- GIVEN RECORDS
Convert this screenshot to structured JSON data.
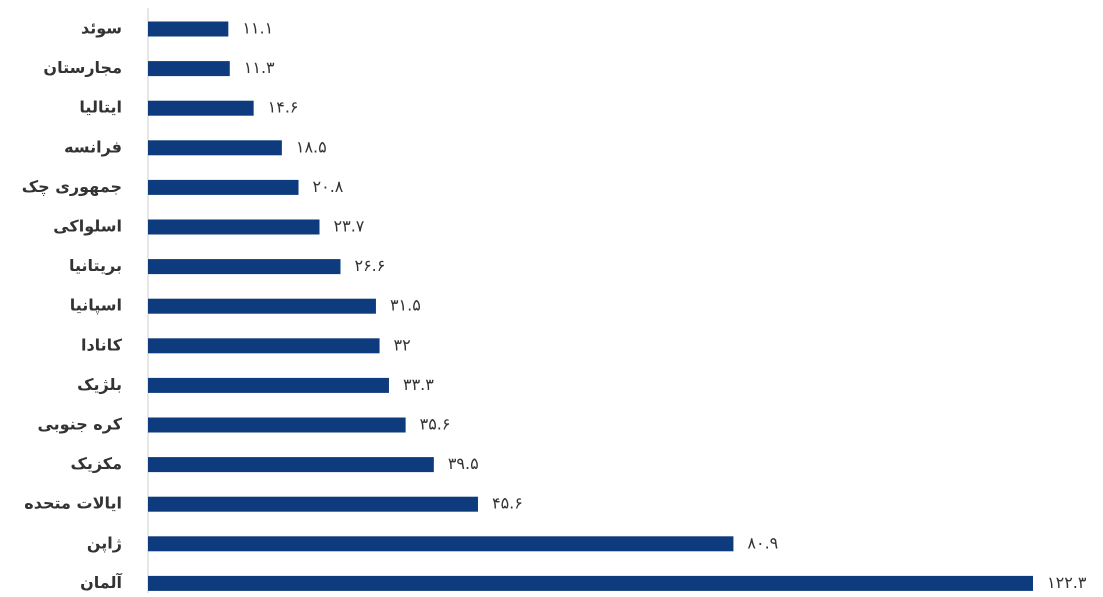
{
  "chart_data": {
    "type": "bar",
    "orientation": "horizontal",
    "color": "#0d3b7e",
    "categories": [
      "سوئد",
      "مجارستان",
      "ایتالیا",
      "فرانسه",
      "جمهوری چک",
      "اسلواکی",
      "بریتانیا",
      "اسپانیا",
      "کانادا",
      "بلژیک",
      "کره جنوبی",
      "مکزیک",
      "ایالات متحده",
      "ژاپن",
      "آلمان"
    ],
    "values": [
      11.1,
      11.3,
      14.6,
      18.5,
      20.8,
      23.7,
      26.6,
      31.5,
      32,
      33.3,
      35.6,
      39.5,
      45.6,
      80.9,
      122.3
    ],
    "value_labels": [
      "۱۱.۱",
      "۱۱.۳",
      "۱۴.۶",
      "۱۸.۵",
      "۲۰.۸",
      "۲۳.۷",
      "۲۶.۶",
      "۳۱.۵",
      "۳۲",
      "۳۳.۳",
      "۳۵.۶",
      "۳۹.۵",
      "۴۵.۶",
      "۸۰.۹",
      "۱۲۲.۳"
    ]
  }
}
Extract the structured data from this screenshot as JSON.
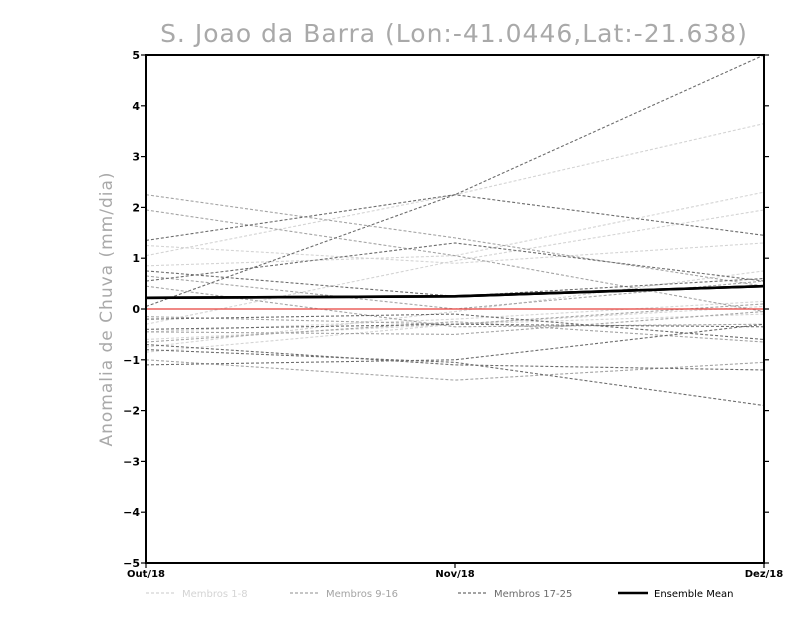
{
  "chart_data": {
    "type": "line",
    "title": "S. Joao da Barra (Lon:-41.0446,Lat:-21.638)",
    "xlabel": "",
    "ylabel": "Anomalia de Chuva (mm/dia)",
    "categories": [
      "Out/18",
      "Nov/18",
      "Dez/18"
    ],
    "ylim": [
      -5,
      5
    ],
    "yticks": [
      -5,
      -4,
      -3,
      -2,
      -1,
      0,
      1,
      2,
      3,
      4,
      5
    ],
    "zero_line_color": "#e8413c",
    "groups": [
      {
        "name": "Membros 1-8",
        "color": "#d4d4d4",
        "series": [
          [
            1.25,
            0.9,
            1.3
          ],
          [
            1.05,
            2.25,
            3.65
          ],
          [
            0.85,
            1.05,
            2.3
          ],
          [
            -0.3,
            0.95,
            1.95
          ],
          [
            -0.6,
            -0.3,
            -0.1
          ],
          [
            -0.85,
            -0.3,
            0.05
          ],
          [
            -0.75,
            -0.05,
            0.75
          ],
          [
            -0.45,
            -0.2,
            0.15
          ]
        ]
      },
      {
        "name": "Membros 9-16",
        "color": "#a4a4a4",
        "series": [
          [
            2.25,
            1.4,
            0.45
          ],
          [
            1.95,
            1.05,
            -0.05
          ],
          [
            0.45,
            -0.35,
            -0.3
          ],
          [
            -0.15,
            -0.3,
            0.1
          ],
          [
            -0.45,
            -0.5,
            -0.05
          ],
          [
            -0.65,
            -0.25,
            -0.65
          ],
          [
            -1.0,
            -1.4,
            -1.05
          ],
          [
            0.65,
            0.0,
            0.55
          ]
        ]
      },
      {
        "name": "Membros 17-25",
        "color": "#6c6c6c",
        "series": [
          [
            0.05,
            2.25,
            5.0
          ],
          [
            1.35,
            2.25,
            1.45
          ],
          [
            0.75,
            0.25,
            0.6
          ],
          [
            0.55,
            1.3,
            0.55
          ],
          [
            -0.2,
            -0.1,
            -0.6
          ],
          [
            -0.4,
            -0.3,
            -0.35
          ],
          [
            -0.7,
            -1.1,
            -1.2
          ],
          [
            -0.8,
            -1.05,
            -1.9
          ],
          [
            -1.1,
            -1.0,
            -0.3
          ]
        ]
      },
      {
        "name": "Ensemble Mean",
        "color": "#000000",
        "series": [
          [
            0.22,
            0.25,
            0.45
          ]
        ]
      }
    ]
  }
}
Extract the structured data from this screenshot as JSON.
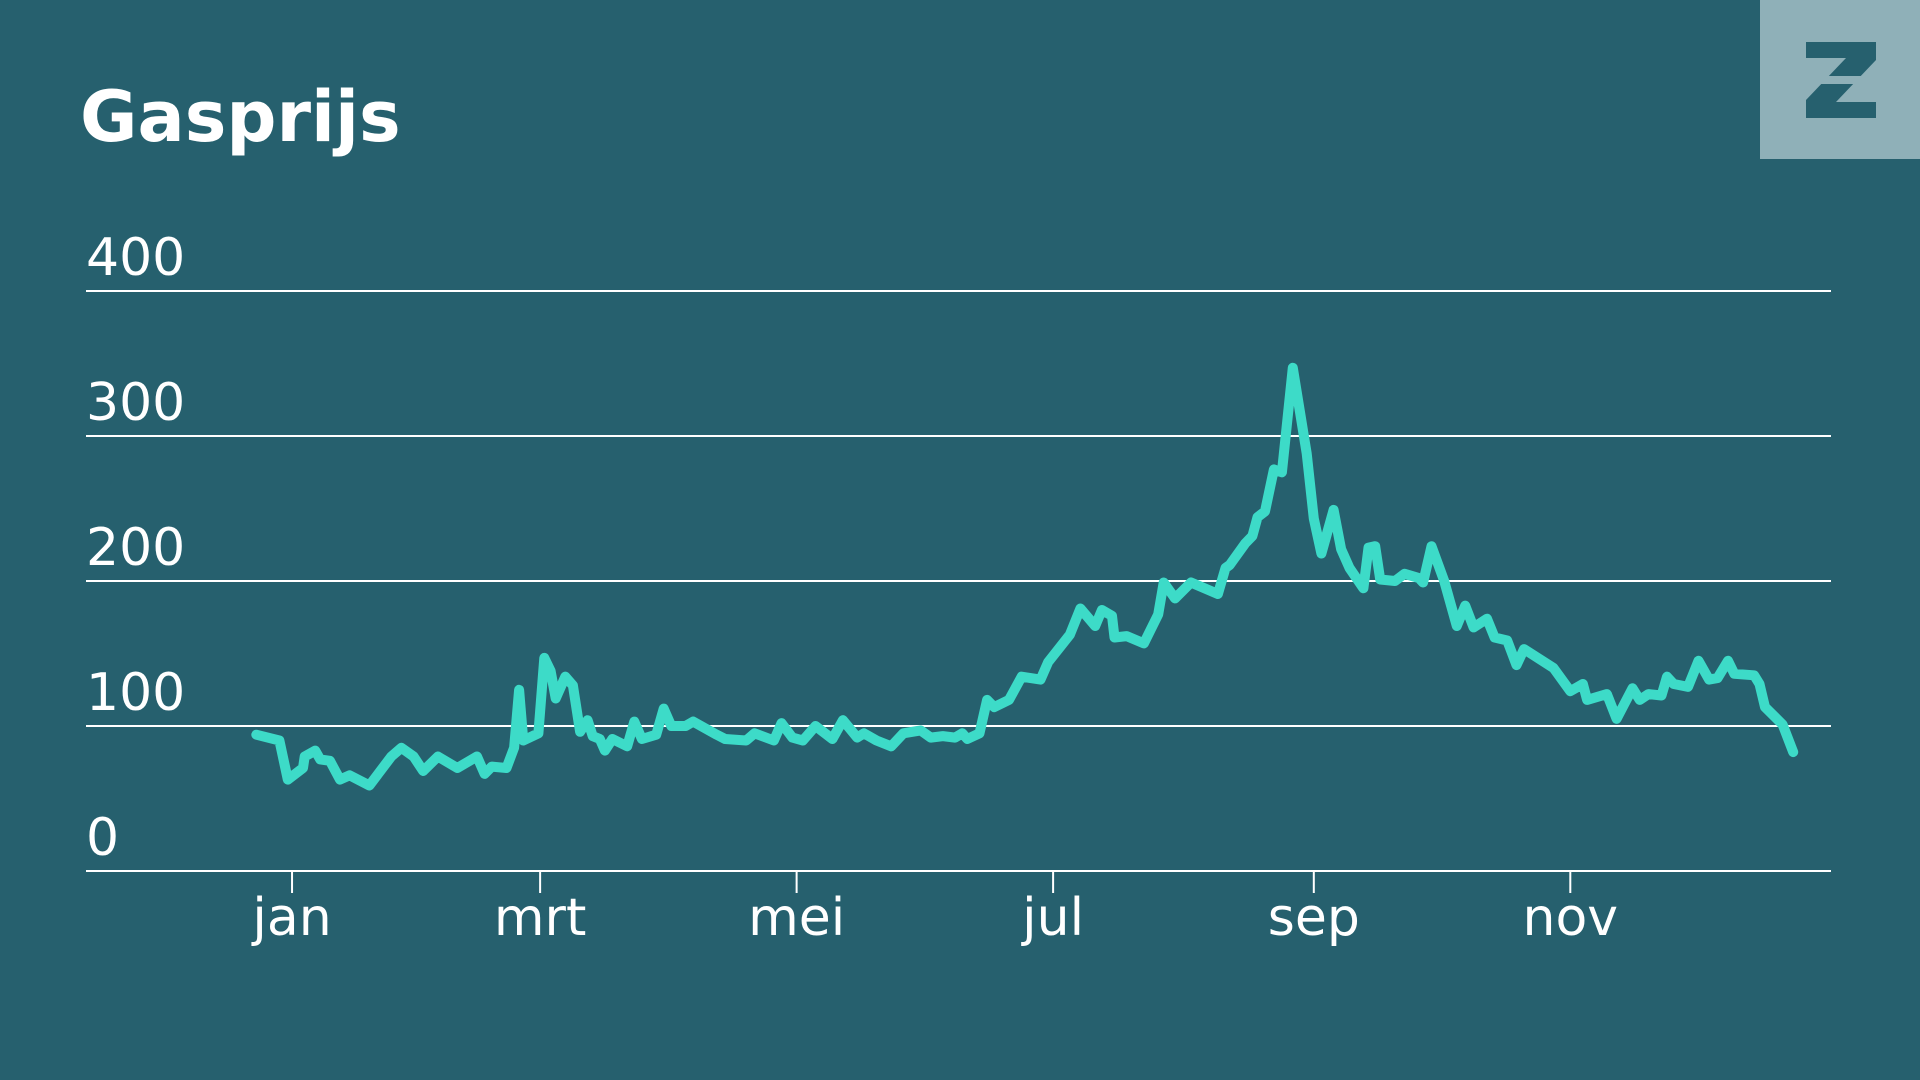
{
  "chart_data": {
    "type": "line",
    "title": "Gasprijs",
    "x": [
      -8.5,
      -3,
      -1,
      2.6,
      3,
      5.5,
      6.7,
      9,
      11.4,
      13.7,
      18.4,
      23.6,
      26,
      28.9,
      31.2,
      34.7,
      39.3,
      44,
      45.8,
      47.5,
      51,
      52.8,
      54,
      55,
      58.6,
      60,
      61.5,
      62.7,
      65,
      66.8,
      68.5,
      70.3,
      71.5,
      73.2,
      74.4,
      76.2,
      79.7,
      81.4,
      83.2,
      86.6,
      88.4,
      90.2,
      93.6,
      95.4,
      101,
      103,
      108,
      110,
      114.6,
      116.4,
      119,
      121.5,
      124.5,
      128.5,
      131,
      134.4,
      136,
      139,
      142.5,
      145.4,
      149.5,
      151.9,
      154.8,
      157.7,
      159.4,
      160.6,
      163.5,
      165.3,
      167,
      170.5,
      173.5,
      178,
      179.8,
      185,
      187.5,
      191,
      192.6,
      195,
      195.6,
      198.5,
      202.6,
      206,
      207.3,
      210,
      213.8,
      220.2,
      222,
      223,
      226.7,
      228.4,
      229.6,
      231.4,
      233.5,
      235.4,
      238,
      241.3,
      243,
      244.8,
      247.7,
      249.5,
      251.5,
      254.8,
      256,
      257.6,
      258.8,
      262.3,
      264.6,
      268,
      269,
      271,
      274,
      277,
      279,
      281,
      284.2,
      286,
      289,
      291.2,
      293,
      300,
      304,
      307,
      308,
      312.7,
      315,
      318.8,
      320.5,
      322.6,
      325.7,
      327,
      328.6,
      332,
      334.5,
      337,
      339,
      341.5,
      343,
      347.7,
      349,
      350.3,
      354.5,
      357
    ],
    "series": [
      {
        "name": "Gasprijs",
        "color": "#3ddbc8",
        "values": [
          94,
          90,
          63,
          71,
          79,
          83,
          77,
          76,
          63,
          66,
          59,
          79,
          85,
          79,
          69,
          79,
          71,
          79,
          67,
          72,
          71,
          85,
          125,
          90,
          95,
          147,
          138,
          119,
          134,
          128,
          96,
          104,
          93,
          91,
          83,
          91,
          86,
          103,
          91,
          94,
          112,
          100,
          100,
          103,
          94,
          91,
          90,
          95,
          90,
          102,
          92,
          90,
          100,
          91,
          104,
          92,
          95,
          90,
          86,
          95,
          97,
          92,
          93,
          92,
          95,
          91,
          95,
          118,
          113,
          118,
          134,
          132,
          144,
          163,
          181,
          169,
          180,
          176,
          161,
          162,
          157,
          177,
          199,
          188,
          199,
          191,
          209,
          211,
          226,
          231,
          244,
          248,
          277,
          275,
          347,
          288,
          243,
          219,
          249,
          222,
          209,
          195,
          223,
          224,
          201,
          200,
          205,
          202,
          199,
          224,
          200,
          169,
          183,
          168,
          174,
          161,
          159,
          142,
          153,
          140,
          124,
          129,
          118,
          122,
          105,
          126,
          118,
          122,
          121,
          134,
          129,
          127,
          145,
          132,
          133,
          145,
          136,
          135,
          129,
          113,
          101,
          82
        ]
      }
    ],
    "xlim": [
      -49,
      366
    ],
    "xticks": [
      {
        "value": 0,
        "label": "jan"
      },
      {
        "value": 59,
        "label": "mrt"
      },
      {
        "value": 120,
        "label": "mei"
      },
      {
        "value": 181,
        "label": "jul"
      },
      {
        "value": 243,
        "label": "sep"
      },
      {
        "value": 304,
        "label": "nov"
      }
    ],
    "ylim": [
      0,
      400
    ],
    "yticks": [
      0,
      100,
      200,
      300,
      400
    ],
    "grid": true
  }
}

- WHAT TO WORK ON
Copy out all of the material exactly as written, without its pictures.

- FINAL ANSWER
Convert this screenshot to structured JSON data.
{
  "chart_data": {
    "type": "bar",
    "orientation": "horizontal",
    "color": "#0d3b7e",
    "categories": [
      "سوئد",
      "مجارستان",
      "ایتالیا",
      "فرانسه",
      "جمهوری چک",
      "اسلواکی",
      "بریتانیا",
      "اسپانیا",
      "کانادا",
      "بلژیک",
      "کره جنوبی",
      "مکزیک",
      "ایالات متحده",
      "ژاپن",
      "آلمان"
    ],
    "values": [
      11.1,
      11.3,
      14.6,
      18.5,
      20.8,
      23.7,
      26.6,
      31.5,
      32,
      33.3,
      35.6,
      39.5,
      45.6,
      80.9,
      122.3
    ],
    "value_labels": [
      "۱۱.۱",
      "۱۱.۳",
      "۱۴.۶",
      "۱۸.۵",
      "۲۰.۸",
      "۲۳.۷",
      "۲۶.۶",
      "۳۱.۵",
      "۳۲",
      "۳۳.۳",
      "۳۵.۶",
      "۳۹.۵",
      "۴۵.۶",
      "۸۰.۹",
      "۱۲۲.۳"
    ]
  }
}
Extract the structured data from this screenshot as JSON.
{
  "chart_data": {
    "type": "line",
    "title": "S. Joao da Barra (Lon:-41.0446,Lat:-21.638)",
    "xlabel": "",
    "ylabel": "Anomalia de Chuva (mm/dia)",
    "categories": [
      "Out/18",
      "Nov/18",
      "Dez/18"
    ],
    "ylim": [
      -5,
      5
    ],
    "yticks": [
      -5,
      -4,
      -3,
      -2,
      -1,
      0,
      1,
      2,
      3,
      4,
      5
    ],
    "zero_line_color": "#e8413c",
    "groups": [
      {
        "name": "Membros 1-8",
        "color": "#d4d4d4",
        "series": [
          [
            1.25,
            0.9,
            1.3
          ],
          [
            1.05,
            2.25,
            3.65
          ],
          [
            0.85,
            1.05,
            2.3
          ],
          [
            -0.3,
            0.95,
            1.95
          ],
          [
            -0.6,
            -0.3,
            -0.1
          ],
          [
            -0.85,
            -0.3,
            0.05
          ],
          [
            -0.75,
            -0.05,
            0.75
          ],
          [
            -0.45,
            -0.2,
            0.15
          ]
        ]
      },
      {
        "name": "Membros 9-16",
        "color": "#a4a4a4",
        "series": [
          [
            2.25,
            1.4,
            0.45
          ],
          [
            1.95,
            1.05,
            -0.05
          ],
          [
            0.45,
            -0.35,
            -0.3
          ],
          [
            -0.15,
            -0.3,
            0.1
          ],
          [
            -0.45,
            -0.5,
            -0.05
          ],
          [
            -0.65,
            -0.25,
            -0.65
          ],
          [
            -1.0,
            -1.4,
            -1.05
          ],
          [
            0.65,
            0.0,
            0.55
          ]
        ]
      },
      {
        "name": "Membros 17-25",
        "color": "#6c6c6c",
        "series": [
          [
            0.05,
            2.25,
            5.0
          ],
          [
            1.35,
            2.25,
            1.45
          ],
          [
            0.75,
            0.25,
            0.6
          ],
          [
            0.55,
            1.3,
            0.55
          ],
          [
            -0.2,
            -0.1,
            -0.6
          ],
          [
            -0.4,
            -0.3,
            -0.35
          ],
          [
            -0.7,
            -1.1,
            -1.2
          ],
          [
            -0.8,
            -1.05,
            -1.9
          ],
          [
            -1.1,
            -1.0,
            -0.3
          ]
        ]
      },
      {
        "name": "Ensemble Mean",
        "color": "#000000",
        "series": [
          [
            0.22,
            0.25,
            0.45
          ]
        ]
      }
    ]
  }
}
Extract the structured data from this screenshot as JSON.
{
  "chart_data": {
    "type": "line",
    "title": "Gasprijs",
    "x": [
      -8.5,
      -3,
      -1,
      2.6,
      3,
      5.5,
      6.7,
      9,
      11.4,
      13.7,
      18.4,
      23.6,
      26,
      28.9,
      31.2,
      34.7,
      39.3,
      44,
      45.8,
      47.5,
      51,
      52.8,
      54,
      55,
      58.6,
      60,
      61.5,
      62.7,
      65,
      66.8,
      68.5,
      70.3,
      71.5,
      73.2,
      74.4,
      76.2,
      79.7,
      81.4,
      83.2,
      86.6,
      88.4,
      90.2,
      93.6,
      95.4,
      101,
      103,
      108,
      110,
      114.6,
      116.4,
      119,
      121.5,
      124.5,
      128.5,
      131,
      134.4,
      136,
      139,
      142.5,
      145.4,
      149.5,
      151.9,
      154.8,
      157.7,
      159.4,
      160.6,
      163.5,
      165.3,
      167,
      170.5,
      173.5,
      178,
      179.8,
      185,
      187.5,
      191,
      192.6,
      195,
      195.6,
      198.5,
      202.6,
      206,
      207.3,
      210,
      213.8,
      220.2,
      222,
      223,
      226.7,
      228.4,
      229.6,
      231.4,
      233.5,
      235.4,
      238,
      241.3,
      243,
      244.8,
      247.7,
      249.5,
      251.5,
      254.8,
      256,
      257.6,
      258.8,
      262.3,
      264.6,
      268,
      269,
      271,
      274,
      277,
      279,
      281,
      284.2,
      286,
      289,
      291.2,
      293,
      300,
      304,
      307,
      308,
      312.7,
      315,
      318.8,
      320.5,
      322.6,
      325.7,
      327,
      328.6,
      332,
      334.5,
      337,
      339,
      341.5,
      343,
      347.7,
      349,
      350.3,
      354.5,
      357
    ],
    "series": [
      {
        "name": "Gasprijs",
        "color": "#3ddbc8",
        "values": [
          94,
          90,
          63,
          71,
          79,
          83,
          77,
          76,
          63,
          66,
          59,
          79,
          85,
          79,
          69,
          79,
          71,
          79,
          67,
          72,
          71,
          85,
          125,
          90,
          95,
          147,
          138,
          119,
          134,
          128,
          96,
          104,
          93,
          91,
          83,
          91,
          86,
          103,
          91,
          94,
          112,
          100,
          100,
          103,
          94,
          91,
          90,
          95,
          90,
          102,
          92,
          90,
          100,
          91,
          104,
          92,
          95,
          90,
          86,
          95,
          97,
          92,
          93,
          92,
          95,
          91,
          95,
          118,
          113,
          118,
          134,
          132,
          144,
          163,
          181,
          169,
          180,
          176,
          161,
          162,
          157,
          177,
          199,
          188,
          199,
          191,
          209,
          211,
          226,
          231,
          244,
          248,
          277,
          275,
          347,
          288,
          243,
          219,
          249,
          222,
          209,
          195,
          223,
          224,
          201,
          200,
          205,
          202,
          199,
          224,
          200,
          169,
          183,
          168,
          174,
          161,
          159,
          142,
          153,
          140,
          124,
          129,
          118,
          122,
          105,
          126,
          118,
          122,
          121,
          134,
          129,
          127,
          145,
          132,
          133,
          145,
          136,
          135,
          129,
          113,
          101,
          82
        ]
      }
    ],
    "xlim": [
      -49,
      366
    ],
    "xticks": [
      {
        "value": 0,
        "label": "jan"
      },
      {
        "value": 59,
        "label": "mrt"
      },
      {
        "value": 120,
        "label": "mei"
      },
      {
        "value": 181,
        "label": "jul"
      },
      {
        "value": 243,
        "label": "sep"
      },
      {
        "value": 304,
        "label": "nov"
      }
    ],
    "ylim": [
      0,
      400
    ],
    "yticks": [
      0,
      100,
      200,
      300,
      400
    ],
    "grid": true
  }
}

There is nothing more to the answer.